実施する課題 -
1. レースレポートによると、予選でポールポジションを獲得したのは誰ですか?
2. データ行のうち、最初の行から「step-text: If desired, set」を含む行までを、両端の行も含めてそのまま書き写してください。

文書抜粋 -

==========

横浜ゴム 2022スーパーフォーミュラ第6戦富士 レースレポート
【全日本スーパーフォーミュラ選手権第6戦/富士スピードウェイ】
予選はウェット、決勝はドライと大きくコンディションが変化、波乱続きの荒れたレースで笹原右京選手がスーパーフォーミュラ初優勝!!
2022年の全日本スーパーフォーミュラ選手権第6戦が富士スピードウェイで開催。序盤のアクシデント発生や、トップ車両のトラブルによる戦線離脱など波乱の展開となった中、13番グリッドから大逆転を果たした笹原右京選手(TEAM MUGEN)がスーパーフォーミュラ初優勝を飾った。
週末の富士スピードウェイは悪天候が予想されていた。実際、設営日の15日(金)からサーキットは雨に見舞われ、16日(土)の10時15分から行われたフリー走行は激しい雨により赤旗中断からそのままセッションが終了してしまった。午後の予報も悪天候は変わらず、Q1、Q2のノックアウト方式から、30分間の計時方式へと予選方法が変更となった。
定刻の15時10分に、予選セッションがスタート。この時点では雨脚が落ち着いていたが、徐々に雨が強くなるという予報が出ていたこともあって、コース入り口に一番近い場所にピットを構えていた関口雄飛選手(carenex TEAM IMPUL)を先頭に、各車は一斉にコースへと飛び出していく。視界がクリアな状況の関口選手は、コースインラップの翌周にアタック。最もコンディションのいいタイミングで1分35秒951の最速タイムをマークした。
続いて牧野任祐選手(DOCOMO TEAM DANDELION RACING)が1分38秒060で2番手に。この後方にいたのがここまで5戦中4戦でポールポジションを獲得している野尻智紀選手(TEAM MUGEN)で、同じようにコースインラップの翌周にアタックに入ったが、1コーナーでわずかにコースからはみ出してしまう。さらに最終コーナーを回ったところで、「前との間隔を作ろうと速度を落とした時に、ギヤとギヤの間に入ってニュートラルになってしまった」という山本尚貴選手(TCS NAKAJIMA RACING)と並走状態に。これも影響したか、牧野選手にわずかに届かず1分38秒165で3番手につけた。そして、このあとに戻ってきた坪井翔選手(P.MU/CERUMO・INGING)が1分36秒858で関口選手に続く2位に。
その後、野尻選手が計測3周目に1分37秒240をマークして3位に上がったところで、GRスープラコーナーで小林可夢偉選手(KCMG)がクラッシュを喫したため、セッションは赤旗が掲示される。約10分後にセッションは再開したが、この時点で雨がやや強くなってきてしまい、上位陣のタイムを塗り替えるのは難しい状況になってしまった。残り時間が6分となったところで、13コーナーの立ち上がりで宮田莉朋選手(Kuo VANTELIN TEAM TOM’S)がマシントラブルのためストップし、再び赤旗中断。その後、再びセッションはスタートしたものの、コース各所のポストが見えなくなってしまうほどの豪雨に見舞われ、残り時間が1分29秒を示したところで3度目の赤旗が掲示され、そのままセッション終了に。関口選手が昨年の第4戦SUGO大会以来、約1年ぶりのポールポジションを獲得することとなった。

==========

データ行 -
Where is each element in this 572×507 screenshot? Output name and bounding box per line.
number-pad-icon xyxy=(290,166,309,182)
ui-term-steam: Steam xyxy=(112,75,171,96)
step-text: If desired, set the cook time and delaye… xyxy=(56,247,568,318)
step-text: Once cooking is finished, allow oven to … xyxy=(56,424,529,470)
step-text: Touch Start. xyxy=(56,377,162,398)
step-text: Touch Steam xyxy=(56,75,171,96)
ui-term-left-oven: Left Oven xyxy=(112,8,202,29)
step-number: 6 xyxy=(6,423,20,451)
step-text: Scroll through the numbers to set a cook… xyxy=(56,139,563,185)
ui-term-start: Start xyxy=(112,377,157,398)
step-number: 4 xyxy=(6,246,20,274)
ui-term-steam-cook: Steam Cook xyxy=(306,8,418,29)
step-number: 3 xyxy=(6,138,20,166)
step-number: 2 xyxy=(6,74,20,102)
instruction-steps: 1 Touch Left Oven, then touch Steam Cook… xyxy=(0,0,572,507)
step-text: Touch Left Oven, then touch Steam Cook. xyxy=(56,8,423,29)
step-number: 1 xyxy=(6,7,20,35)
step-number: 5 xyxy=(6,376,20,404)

==========

想定解答 -
1. 関口雄飛選手(carenex TEAM IMPUL)です。

2.
Where is each element in this 572×507 screenshot? Output name and bounding box per line.
number-pad-icon xyxy=(290,166,309,182)
ui-term-steam: Steam xyxy=(112,75,171,96)
step-text: If desired, set the cook time and delaye… xyxy=(56,247,568,318)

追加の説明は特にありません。